▸ **INSTRUCTIONS TO FOLLOW**:
All the data below goes into the copy word for word, but the pictures don't.

▸ **STORED DATA**:
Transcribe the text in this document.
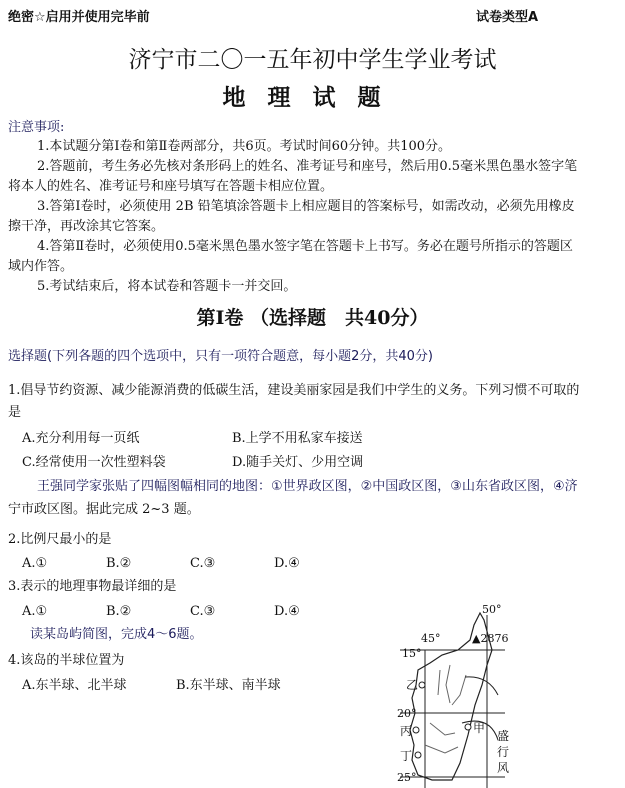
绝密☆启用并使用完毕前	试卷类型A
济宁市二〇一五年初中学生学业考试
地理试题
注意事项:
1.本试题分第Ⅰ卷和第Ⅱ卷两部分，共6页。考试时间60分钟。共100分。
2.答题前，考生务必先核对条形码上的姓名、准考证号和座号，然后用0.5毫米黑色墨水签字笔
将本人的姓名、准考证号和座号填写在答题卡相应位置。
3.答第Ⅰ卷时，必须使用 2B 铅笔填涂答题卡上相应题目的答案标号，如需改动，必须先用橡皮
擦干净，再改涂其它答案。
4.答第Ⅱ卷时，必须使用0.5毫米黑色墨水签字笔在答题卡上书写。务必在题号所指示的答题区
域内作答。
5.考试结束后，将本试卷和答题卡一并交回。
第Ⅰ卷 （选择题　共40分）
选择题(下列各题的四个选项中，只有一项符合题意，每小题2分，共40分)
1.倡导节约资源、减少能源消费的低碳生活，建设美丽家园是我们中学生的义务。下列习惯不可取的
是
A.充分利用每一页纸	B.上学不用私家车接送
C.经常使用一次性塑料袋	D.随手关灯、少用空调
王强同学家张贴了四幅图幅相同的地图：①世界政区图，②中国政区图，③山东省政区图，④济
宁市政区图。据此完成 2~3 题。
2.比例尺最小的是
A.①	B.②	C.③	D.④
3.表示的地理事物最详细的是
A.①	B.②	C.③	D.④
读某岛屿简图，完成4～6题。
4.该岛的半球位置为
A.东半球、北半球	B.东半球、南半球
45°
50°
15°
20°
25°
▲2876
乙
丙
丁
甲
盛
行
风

▸ **EXERCISE SOLUTION**:
Transcribe the text in this document.
绝密☆启用并使用完毕前	试卷类型A
济宁市二〇一五年初中学生学业考试
地理试题
注意事项:
1.本试题分第Ⅰ卷和第Ⅱ卷两部分，共6页。考试时间60分钟。共100分。
2.答题前，考生务必先核对条形码上的姓名、准考证号和座号，然后用0.5毫米黑色墨水签字笔
将本人的姓名、准考证号和座号填写在答题卡相应位置。
3.答第Ⅰ卷时，必须使用 2B 铅笔填涂答题卡上相应题目的答案标号，如需改动，必须先用橡皮
擦干净，再改涂其它答案。
4.答第Ⅱ卷时，必须使用0.5毫米黑色墨水签字笔在答题卡上书写。务必在题号所指示的答题区
域内作答。
5.考试结束后，将本试卷和答题卡一并交回。
第Ⅰ卷 （选择题　共40分）
选择题(下列各题的四个选项中，只有一项符合题意，每小题2分，共40分)
1.倡导节约资源、减少能源消费的低碳生活，建设美丽家园是我们中学生的义务。下列习惯不可取的
是
A.充分利用每一页纸	B.上学不用私家车接送
C.经常使用一次性塑料袋	D.随手关灯、少用空调
王强同学家张贴了四幅图幅相同的地图：①世界政区图，②中国政区图，③山东省政区图，④济
宁市政区图。据此完成 2~3 题。
2.比例尺最小的是
A.①	B.②	C.③	D.④
3.表示的地理事物最详细的是
A.①	B.②	C.③	D.④
读某岛屿简图，完成4～6题。
4.该岛的半球位置为
A.东半球、北半球	B.东半球、南半球
45°
50°
15°
20°
25°
▲2876
乙
丙
丁
甲
盛
行
风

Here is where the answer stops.